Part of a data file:
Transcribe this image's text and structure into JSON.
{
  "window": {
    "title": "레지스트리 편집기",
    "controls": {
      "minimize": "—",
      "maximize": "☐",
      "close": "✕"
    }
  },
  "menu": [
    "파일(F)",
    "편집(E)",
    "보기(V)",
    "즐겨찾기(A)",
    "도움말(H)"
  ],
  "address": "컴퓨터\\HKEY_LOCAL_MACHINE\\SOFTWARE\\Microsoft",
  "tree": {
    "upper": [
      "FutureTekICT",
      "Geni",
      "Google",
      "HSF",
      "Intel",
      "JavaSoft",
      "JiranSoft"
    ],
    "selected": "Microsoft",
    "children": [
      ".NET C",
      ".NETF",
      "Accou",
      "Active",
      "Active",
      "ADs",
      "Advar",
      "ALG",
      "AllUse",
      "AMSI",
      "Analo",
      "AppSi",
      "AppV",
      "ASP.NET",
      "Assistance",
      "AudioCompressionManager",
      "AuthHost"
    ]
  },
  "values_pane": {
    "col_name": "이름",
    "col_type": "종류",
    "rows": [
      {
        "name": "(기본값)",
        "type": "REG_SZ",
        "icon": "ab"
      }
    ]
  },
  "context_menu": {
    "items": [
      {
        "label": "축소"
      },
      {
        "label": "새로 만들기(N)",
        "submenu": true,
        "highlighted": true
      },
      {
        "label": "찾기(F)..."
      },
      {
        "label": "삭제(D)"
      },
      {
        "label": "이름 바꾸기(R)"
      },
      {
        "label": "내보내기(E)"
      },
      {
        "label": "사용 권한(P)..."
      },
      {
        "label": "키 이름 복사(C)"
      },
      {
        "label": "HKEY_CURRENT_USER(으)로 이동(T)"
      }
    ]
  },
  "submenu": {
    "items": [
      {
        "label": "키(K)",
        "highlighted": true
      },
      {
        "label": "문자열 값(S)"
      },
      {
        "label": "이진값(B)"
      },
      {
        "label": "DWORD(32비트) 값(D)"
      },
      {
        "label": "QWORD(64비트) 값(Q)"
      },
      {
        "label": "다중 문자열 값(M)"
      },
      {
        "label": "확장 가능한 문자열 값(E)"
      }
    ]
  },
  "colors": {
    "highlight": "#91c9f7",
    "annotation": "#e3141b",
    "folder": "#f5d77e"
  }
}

Written request » Retype the whole listing above exactly.

Exercise output »
Transcribe this image's text and structure into JSON.
{
  "window": {
    "title": "레지스트리 편집기",
    "controls": {
      "minimize": "—",
      "maximize": "☐",
      "close": "✕"
    }
  },
  "menu": [
    "파일(F)",
    "편집(E)",
    "보기(V)",
    "즐겨찾기(A)",
    "도움말(H)"
  ],
  "address": "컴퓨터\\HKEY_LOCAL_MACHINE\\SOFTWARE\\Microsoft",
  "tree": {
    "upper": [
      "FutureTekICT",
      "Geni",
      "Google",
      "HSF",
      "Intel",
      "JavaSoft",
      "JiranSoft"
    ],
    "selected": "Microsoft",
    "children": [
      ".NET C",
      ".NETF",
      "Accou",
      "Active",
      "Active",
      "ADs",
      "Advar",
      "ALG",
      "AllUse",
      "AMSI",
      "Analo",
      "AppSi",
      "AppV",
      "ASP.NET",
      "Assistance",
      "AudioCompressionManager",
      "AuthHost"
    ]
  },
  "values_pane": {
    "col_name": "이름",
    "col_type": "종류",
    "rows": [
      {
        "name": "(기본값)",
        "type": "REG_SZ",
        "icon": "ab"
      }
    ]
  },
  "context_menu": {
    "items": [
      {
        "label": "축소"
      },
      {
        "label": "새로 만들기(N)",
        "submenu": true,
        "highlighted": true
      },
      {
        "label": "찾기(F)..."
      },
      {
        "label": "삭제(D)"
      },
      {
        "label": "이름 바꾸기(R)"
      },
      {
        "label": "내보내기(E)"
      },
      {
        "label": "사용 권한(P)..."
      },
      {
        "label": "키 이름 복사(C)"
      },
      {
        "label": "HKEY_CURRENT_USER(으)로 이동(T)"
      }
    ]
  },
  "submenu": {
    "items": [
      {
        "label": "키(K)",
        "highlighted": true
      },
      {
        "label": "문자열 값(S)"
      },
      {
        "label": "이진값(B)"
      },
      {
        "label": "DWORD(32비트) 값(D)"
      },
      {
        "label": "QWORD(64비트) 값(Q)"
      },
      {
        "label": "다중 문자열 값(M)"
      },
      {
        "label": "확장 가능한 문자열 값(E)"
      }
    ]
  },
  "colors": {
    "highlight": "#91c9f7",
    "annotation": "#e3141b",
    "folder": "#f5d77e"
  }
}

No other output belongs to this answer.